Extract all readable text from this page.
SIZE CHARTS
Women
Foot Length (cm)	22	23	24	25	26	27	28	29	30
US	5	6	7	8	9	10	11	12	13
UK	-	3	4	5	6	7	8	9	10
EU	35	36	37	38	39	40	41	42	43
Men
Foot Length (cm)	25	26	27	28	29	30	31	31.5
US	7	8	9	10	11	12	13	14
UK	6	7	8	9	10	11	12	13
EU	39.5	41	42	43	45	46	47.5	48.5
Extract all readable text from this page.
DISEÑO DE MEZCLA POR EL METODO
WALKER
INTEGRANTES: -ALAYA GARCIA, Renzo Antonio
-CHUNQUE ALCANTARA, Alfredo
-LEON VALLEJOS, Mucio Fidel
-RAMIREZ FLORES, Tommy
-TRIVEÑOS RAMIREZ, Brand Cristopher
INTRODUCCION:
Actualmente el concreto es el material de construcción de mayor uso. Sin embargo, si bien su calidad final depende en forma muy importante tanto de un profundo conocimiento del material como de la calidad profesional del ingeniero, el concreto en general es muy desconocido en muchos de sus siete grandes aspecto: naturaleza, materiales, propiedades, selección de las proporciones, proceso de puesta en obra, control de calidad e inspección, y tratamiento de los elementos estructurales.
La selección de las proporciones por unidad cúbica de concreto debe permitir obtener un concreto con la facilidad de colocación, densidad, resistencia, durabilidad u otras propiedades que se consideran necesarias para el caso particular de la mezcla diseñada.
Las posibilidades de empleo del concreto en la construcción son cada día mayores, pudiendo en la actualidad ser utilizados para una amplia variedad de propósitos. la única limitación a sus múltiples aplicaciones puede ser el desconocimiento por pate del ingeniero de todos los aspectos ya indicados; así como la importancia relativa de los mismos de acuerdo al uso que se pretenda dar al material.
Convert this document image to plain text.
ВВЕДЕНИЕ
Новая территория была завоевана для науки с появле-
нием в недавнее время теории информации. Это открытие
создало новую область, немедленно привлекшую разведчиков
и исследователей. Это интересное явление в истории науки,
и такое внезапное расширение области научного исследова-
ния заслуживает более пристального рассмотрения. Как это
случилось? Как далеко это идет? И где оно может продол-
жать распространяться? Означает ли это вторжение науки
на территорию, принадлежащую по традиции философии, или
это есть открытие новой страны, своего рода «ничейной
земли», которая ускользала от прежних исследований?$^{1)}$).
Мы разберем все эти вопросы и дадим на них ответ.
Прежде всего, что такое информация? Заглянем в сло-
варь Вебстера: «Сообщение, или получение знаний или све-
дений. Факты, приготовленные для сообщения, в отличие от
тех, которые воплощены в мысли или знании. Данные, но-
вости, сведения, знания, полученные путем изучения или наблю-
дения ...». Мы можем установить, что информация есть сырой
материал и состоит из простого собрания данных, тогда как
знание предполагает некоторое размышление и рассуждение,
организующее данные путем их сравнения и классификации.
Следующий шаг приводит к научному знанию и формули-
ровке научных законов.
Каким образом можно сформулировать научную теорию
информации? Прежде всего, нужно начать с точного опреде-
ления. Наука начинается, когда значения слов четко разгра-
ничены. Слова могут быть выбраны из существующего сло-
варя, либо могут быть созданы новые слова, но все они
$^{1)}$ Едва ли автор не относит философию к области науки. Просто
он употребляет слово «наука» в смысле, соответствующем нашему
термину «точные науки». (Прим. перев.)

§ §

— BRIEF —
Take every line from the one containing "Convert this document image to plain text." to the end of the listing and output it exactly, with nothing else.

— WRITTEN RESPONSE —
Convert this document image to plain text.
ВВЕДЕНИЕ
Новая территория была завоевана для науки с появле-
нием в недавнее время теории информации. Это открытие
создало новую область, немедленно привлекшую разведчиков
и исследователей. Это интересное явление в истории науки,
и такое внезапное расширение области научного исследова-
ния заслуживает более пристального рассмотрения. Как это
случилось? Как далеко это идет? И где оно может продол-
жать распространяться? Означает ли это вторжение науки
на территорию, принадлежащую по традиции философии, или
это есть открытие новой страны, своего рода «ничейной
земли», которая ускользала от прежних исследований?$^{1)}$).
Мы разберем все эти вопросы и дадим на них ответ.
Прежде всего, что такое информация? Заглянем в сло-
варь Вебстера: «Сообщение, или получение знаний или све-
дений. Факты, приготовленные для сообщения, в отличие от
тех, которые воплощены в мысли или знании. Данные, но-
вости, сведения, знания, полученные путем изучения или наблю-
дения ...». Мы можем установить, что информация есть сырой
материал и состоит из простого собрания данных, тогда как
знание предполагает некоторое размышление и рассуждение,
организующее данные путем их сравнения и классификации.
Следующий шаг приводит к научному знанию и формули-
ровке научных законов.
Каким образом можно сформулировать научную теорию
информации? Прежде всего, нужно начать с точного опреде-
ления. Наука начинается, когда значения слов четко разгра-
ничены. Слова могут быть выбраны из существующего сло-
варя, либо могут быть созданы новые слова, но все они
$^{1)}$ Едва ли автор не относит философию к области науки. Просто
он употребляет слово «наука» в смысле, соответствующем нашему
термину «точные науки». (Прим. перев.)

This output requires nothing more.